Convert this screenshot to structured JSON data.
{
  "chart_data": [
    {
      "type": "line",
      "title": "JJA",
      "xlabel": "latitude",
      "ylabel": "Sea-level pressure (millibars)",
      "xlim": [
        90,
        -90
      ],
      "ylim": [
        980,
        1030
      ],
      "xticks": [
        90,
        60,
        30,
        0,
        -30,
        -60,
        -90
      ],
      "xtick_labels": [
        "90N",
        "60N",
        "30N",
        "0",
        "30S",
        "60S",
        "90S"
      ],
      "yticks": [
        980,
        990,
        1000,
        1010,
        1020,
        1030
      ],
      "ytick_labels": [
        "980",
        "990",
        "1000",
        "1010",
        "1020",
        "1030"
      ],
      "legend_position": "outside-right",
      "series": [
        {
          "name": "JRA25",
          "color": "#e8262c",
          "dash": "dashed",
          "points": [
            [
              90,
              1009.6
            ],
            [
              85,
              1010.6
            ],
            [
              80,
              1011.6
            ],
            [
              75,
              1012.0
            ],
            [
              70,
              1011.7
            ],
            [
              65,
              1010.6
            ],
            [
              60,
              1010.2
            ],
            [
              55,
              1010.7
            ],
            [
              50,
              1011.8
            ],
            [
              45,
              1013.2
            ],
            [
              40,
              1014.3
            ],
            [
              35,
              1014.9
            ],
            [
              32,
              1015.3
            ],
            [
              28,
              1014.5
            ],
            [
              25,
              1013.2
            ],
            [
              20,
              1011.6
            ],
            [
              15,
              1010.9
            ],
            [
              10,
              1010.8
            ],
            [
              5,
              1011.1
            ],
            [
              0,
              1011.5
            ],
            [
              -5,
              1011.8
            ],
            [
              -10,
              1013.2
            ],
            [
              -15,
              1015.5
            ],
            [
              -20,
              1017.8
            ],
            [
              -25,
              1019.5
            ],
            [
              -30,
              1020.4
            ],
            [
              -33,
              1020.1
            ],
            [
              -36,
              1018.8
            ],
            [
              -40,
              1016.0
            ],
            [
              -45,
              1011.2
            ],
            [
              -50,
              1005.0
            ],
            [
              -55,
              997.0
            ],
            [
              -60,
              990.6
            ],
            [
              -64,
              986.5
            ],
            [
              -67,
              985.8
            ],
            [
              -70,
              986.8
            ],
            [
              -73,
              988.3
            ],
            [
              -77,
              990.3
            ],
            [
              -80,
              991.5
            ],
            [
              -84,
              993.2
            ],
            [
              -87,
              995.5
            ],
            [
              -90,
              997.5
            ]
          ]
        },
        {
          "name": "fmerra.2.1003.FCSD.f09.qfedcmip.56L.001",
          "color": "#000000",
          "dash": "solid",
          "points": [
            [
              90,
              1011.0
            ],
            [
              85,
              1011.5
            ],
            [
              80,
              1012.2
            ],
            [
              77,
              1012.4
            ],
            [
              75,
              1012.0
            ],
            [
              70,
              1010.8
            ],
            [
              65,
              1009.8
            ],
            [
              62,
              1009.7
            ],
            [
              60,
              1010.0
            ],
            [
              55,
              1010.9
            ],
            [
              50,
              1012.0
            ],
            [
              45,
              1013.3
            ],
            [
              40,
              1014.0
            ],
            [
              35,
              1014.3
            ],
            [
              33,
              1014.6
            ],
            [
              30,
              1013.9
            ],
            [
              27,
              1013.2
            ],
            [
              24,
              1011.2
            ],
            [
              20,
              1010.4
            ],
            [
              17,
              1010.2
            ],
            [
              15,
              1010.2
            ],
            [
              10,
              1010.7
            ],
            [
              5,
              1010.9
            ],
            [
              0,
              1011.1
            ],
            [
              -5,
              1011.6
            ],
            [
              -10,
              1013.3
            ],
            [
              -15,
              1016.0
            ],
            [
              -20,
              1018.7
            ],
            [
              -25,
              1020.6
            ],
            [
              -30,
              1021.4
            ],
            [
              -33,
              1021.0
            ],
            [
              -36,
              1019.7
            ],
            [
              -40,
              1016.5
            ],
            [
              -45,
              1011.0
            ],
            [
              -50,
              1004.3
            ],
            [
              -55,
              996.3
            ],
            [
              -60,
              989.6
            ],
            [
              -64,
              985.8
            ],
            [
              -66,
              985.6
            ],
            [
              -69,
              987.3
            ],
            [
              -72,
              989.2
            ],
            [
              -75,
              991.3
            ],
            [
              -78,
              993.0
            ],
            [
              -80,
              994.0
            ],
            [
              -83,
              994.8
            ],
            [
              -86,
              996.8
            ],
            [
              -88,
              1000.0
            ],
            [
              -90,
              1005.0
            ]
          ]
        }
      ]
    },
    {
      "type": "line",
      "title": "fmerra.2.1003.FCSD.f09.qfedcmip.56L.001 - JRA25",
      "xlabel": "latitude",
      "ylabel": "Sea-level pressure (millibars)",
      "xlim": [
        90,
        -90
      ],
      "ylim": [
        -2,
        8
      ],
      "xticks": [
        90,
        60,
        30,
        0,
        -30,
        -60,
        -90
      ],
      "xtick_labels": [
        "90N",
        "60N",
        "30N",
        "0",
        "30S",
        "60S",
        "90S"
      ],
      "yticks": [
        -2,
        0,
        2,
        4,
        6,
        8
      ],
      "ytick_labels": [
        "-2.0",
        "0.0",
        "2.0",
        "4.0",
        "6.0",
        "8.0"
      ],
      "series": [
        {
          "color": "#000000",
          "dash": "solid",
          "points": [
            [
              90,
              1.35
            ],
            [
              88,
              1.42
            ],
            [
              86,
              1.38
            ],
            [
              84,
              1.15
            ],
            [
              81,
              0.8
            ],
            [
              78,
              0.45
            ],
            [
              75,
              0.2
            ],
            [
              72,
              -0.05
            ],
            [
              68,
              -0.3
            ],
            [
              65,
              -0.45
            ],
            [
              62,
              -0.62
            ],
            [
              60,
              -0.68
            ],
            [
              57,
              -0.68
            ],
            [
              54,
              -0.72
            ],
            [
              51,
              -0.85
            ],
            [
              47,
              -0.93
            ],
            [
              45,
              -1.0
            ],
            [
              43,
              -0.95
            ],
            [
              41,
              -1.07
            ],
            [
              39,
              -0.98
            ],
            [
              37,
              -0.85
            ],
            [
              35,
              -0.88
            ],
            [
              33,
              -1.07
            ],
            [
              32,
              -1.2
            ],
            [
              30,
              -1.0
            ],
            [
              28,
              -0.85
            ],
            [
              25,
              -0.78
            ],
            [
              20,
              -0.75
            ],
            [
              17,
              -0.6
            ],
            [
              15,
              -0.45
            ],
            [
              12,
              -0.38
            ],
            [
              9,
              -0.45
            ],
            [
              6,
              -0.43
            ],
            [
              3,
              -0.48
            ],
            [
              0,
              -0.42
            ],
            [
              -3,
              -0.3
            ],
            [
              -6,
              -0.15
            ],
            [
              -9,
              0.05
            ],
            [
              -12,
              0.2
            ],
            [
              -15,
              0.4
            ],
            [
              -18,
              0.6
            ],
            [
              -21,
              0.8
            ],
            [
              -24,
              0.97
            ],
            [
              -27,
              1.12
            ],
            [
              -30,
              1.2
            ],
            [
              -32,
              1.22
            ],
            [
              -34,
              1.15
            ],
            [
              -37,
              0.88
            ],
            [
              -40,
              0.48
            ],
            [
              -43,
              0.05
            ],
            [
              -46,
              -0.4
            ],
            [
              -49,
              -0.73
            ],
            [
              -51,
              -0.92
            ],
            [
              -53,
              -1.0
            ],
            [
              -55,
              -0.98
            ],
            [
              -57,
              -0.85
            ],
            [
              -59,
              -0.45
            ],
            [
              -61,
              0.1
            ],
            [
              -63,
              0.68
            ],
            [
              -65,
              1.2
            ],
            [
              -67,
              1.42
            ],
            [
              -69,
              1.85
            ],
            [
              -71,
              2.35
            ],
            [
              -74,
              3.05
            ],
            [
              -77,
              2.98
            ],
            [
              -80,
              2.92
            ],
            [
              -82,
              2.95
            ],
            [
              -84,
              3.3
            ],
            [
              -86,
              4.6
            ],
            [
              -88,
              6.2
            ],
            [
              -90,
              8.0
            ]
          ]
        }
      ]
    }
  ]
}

=======

BRIEF: Above are several records. Count the lines among them that contain "FCSD" and give only the total.

THE RESULT: 2